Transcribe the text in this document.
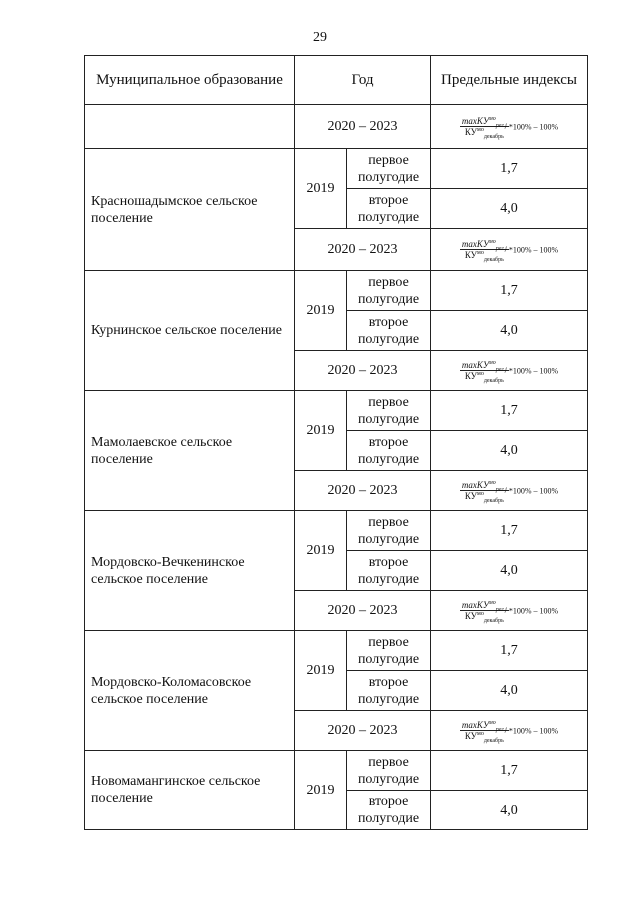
29
Муниципальное образование	Год		Предельные индексы
	2020 – 2023		$\frac{\max KУ^{мо}_{рег.j}}{КУ^{мо}_{декабрь}} *100\% - 100\%$
Красношадымское сельское поселение	2019	первое полугодие	1,7
		второе полугодие	4,0
	2020 – 2023		$\frac{\max KУ^{мо}_{рег.j}}{КУ^{мо}_{декабрь}} *100\% - 100\%$
Курнинское сельское поселение	2019	первое полугодие	1,7
		второе полугодие	4,0
	2020 – 2023		$\frac{\max KУ^{мо}_{рег.j}}{КУ^{мо}_{декабрь}} *100\% - 100\%$
Мамолаевское сельское поселение	2019	первое полугодие	1,7
		второе полугодие	4,0
	2020 – 2023		$\frac{\max KУ^{мо}_{рег.j}}{КУ^{мо}_{декабрь}} *100\% - 100\%$
Мордовско-Вечкенинское сельское поселение	2019	первое полугодие	1,7
		второе полугодие	4,0
	2020 – 2023		$\frac{\max KУ^{мо}_{рег.j}}{КУ^{мо}_{декабрь}} *100\% - 100\%$
Мордовско-Коломасовское сельское поселение	2019	первое полугодие	1,7
		второе полугодие	4,0
	2020 – 2023		$\frac{\max KУ^{мо}_{рег.j}}{КУ^{мо}_{декабрь}} *100\% - 100\%$
Новомамангинское сельское поселение	2019	первое полугодие	1,7
		второе полугодие	4,0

*Exercise details:*
Pick out each line containing "поселение" and report it.

*Exercise output:*
Красношадымское сельское поселение	2019	первое полугодие	1,7
Курнинское сельское поселение	2019	первое полугодие	1,7
Мамолаевское сельское поселение	2019	первое полугодие	1,7
Мордовско-Вечкенинское сельское поселение	2019	первое полугодие	1,7
Мордовско-Коломасовское сельское поселение	2019	первое полугодие	1,7
Новомамангинское сельское поселение	2019	первое полугодие	1,7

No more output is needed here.